§ **SOURCE RECORDS**
******
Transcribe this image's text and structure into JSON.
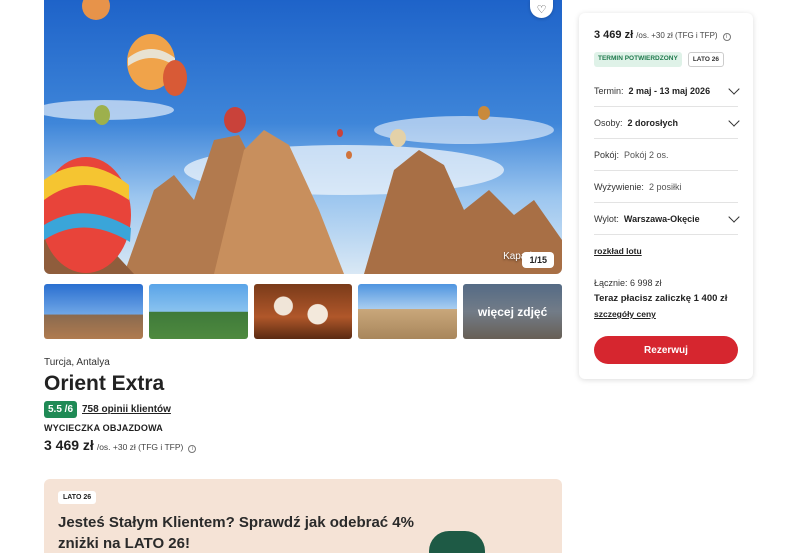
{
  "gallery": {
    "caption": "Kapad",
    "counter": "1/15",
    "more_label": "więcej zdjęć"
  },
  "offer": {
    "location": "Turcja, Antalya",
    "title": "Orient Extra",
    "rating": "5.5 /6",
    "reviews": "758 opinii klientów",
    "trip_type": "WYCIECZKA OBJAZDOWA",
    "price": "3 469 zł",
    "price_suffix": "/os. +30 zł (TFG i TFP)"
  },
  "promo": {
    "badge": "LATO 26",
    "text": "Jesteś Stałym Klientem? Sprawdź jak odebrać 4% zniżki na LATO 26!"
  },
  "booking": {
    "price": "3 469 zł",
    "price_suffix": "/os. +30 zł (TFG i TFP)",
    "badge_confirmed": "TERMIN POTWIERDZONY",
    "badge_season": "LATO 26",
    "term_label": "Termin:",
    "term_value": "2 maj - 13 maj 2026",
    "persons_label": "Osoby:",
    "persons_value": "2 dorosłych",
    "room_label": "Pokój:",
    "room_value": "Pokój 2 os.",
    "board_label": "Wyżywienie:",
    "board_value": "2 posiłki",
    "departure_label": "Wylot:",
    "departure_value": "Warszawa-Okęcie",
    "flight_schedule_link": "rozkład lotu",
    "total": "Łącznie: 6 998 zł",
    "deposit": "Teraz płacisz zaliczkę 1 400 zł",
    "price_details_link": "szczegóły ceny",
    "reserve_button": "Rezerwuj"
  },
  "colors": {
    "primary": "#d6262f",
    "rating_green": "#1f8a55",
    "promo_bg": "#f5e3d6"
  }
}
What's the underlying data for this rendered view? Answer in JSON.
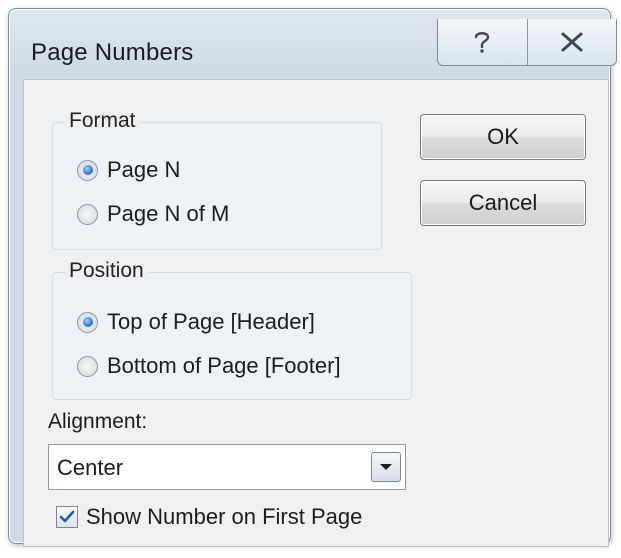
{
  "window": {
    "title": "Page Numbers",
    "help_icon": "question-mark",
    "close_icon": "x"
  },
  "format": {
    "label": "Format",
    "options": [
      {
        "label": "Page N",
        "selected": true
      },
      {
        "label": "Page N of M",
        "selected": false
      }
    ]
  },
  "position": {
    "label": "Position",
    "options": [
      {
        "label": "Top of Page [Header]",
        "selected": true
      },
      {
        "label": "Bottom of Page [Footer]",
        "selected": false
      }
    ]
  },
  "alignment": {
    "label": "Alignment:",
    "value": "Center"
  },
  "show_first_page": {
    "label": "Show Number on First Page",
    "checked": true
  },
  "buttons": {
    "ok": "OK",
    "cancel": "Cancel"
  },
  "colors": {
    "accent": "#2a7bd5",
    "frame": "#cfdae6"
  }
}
******
Without including any pictures, print each record exactly.

Transcribe this image's text and structure into JSON.
{
  "gallery": {
    "caption": "Kapad",
    "counter": "1/15",
    "more_label": "więcej zdjęć"
  },
  "offer": {
    "location": "Turcja, Antalya",
    "title": "Orient Extra",
    "rating": "5.5 /6",
    "reviews": "758 opinii klientów",
    "trip_type": "WYCIECZKA OBJAZDOWA",
    "price": "3 469 zł",
    "price_suffix": "/os. +30 zł (TFG i TFP)"
  },
  "promo": {
    "badge": "LATO 26",
    "text": "Jesteś Stałym Klientem? Sprawdź jak odebrać 4% zniżki na LATO 26!"
  },
  "booking": {
    "price": "3 469 zł",
    "price_suffix": "/os. +30 zł (TFG i TFP)",
    "badge_confirmed": "TERMIN POTWIERDZONY",
    "badge_season": "LATO 26",
    "term_label": "Termin:",
    "term_value": "2 maj - 13 maj 2026",
    "persons_label": "Osoby:",
    "persons_value": "2 dorosłych",
    "room_label": "Pokój:",
    "room_value": "Pokój 2 os.",
    "board_label": "Wyżywienie:",
    "board_value": "2 posiłki",
    "departure_label": "Wylot:",
    "departure_value": "Warszawa-Okęcie",
    "flight_schedule_link": "rozkład lotu",
    "total": "Łącznie: 6 998 zł",
    "deposit": "Teraz płacisz zaliczkę 1 400 zł",
    "price_details_link": "szczegóły ceny",
    "reserve_button": "Rezerwuj"
  },
  "colors": {
    "primary": "#d6262f",
    "rating_green": "#1f8a55",
    "promo_bg": "#f5e3d6"
  }
}
What's the underlying data for this rendered view? Answer in JSON.
{
  "window": {
    "title": "Page Numbers",
    "help_icon": "question-mark",
    "close_icon": "x"
  },
  "format": {
    "label": "Format",
    "options": [
      {
        "label": "Page N",
        "selected": true
      },
      {
        "label": "Page N of M",
        "selected": false
      }
    ]
  },
  "position": {
    "label": "Position",
    "options": [
      {
        "label": "Top of Page [Header]",
        "selected": true
      },
      {
        "label": "Bottom of Page [Footer]",
        "selected": false
      }
    ]
  },
  "alignment": {
    "label": "Alignment:",
    "value": "Center"
  },
  "show_first_page": {
    "label": "Show Number on First Page",
    "checked": true
  },
  "buttons": {
    "ok": "OK",
    "cancel": "Cancel"
  },
  "colors": {
    "accent": "#2a7bd5",
    "frame": "#cfdae6"
  }
}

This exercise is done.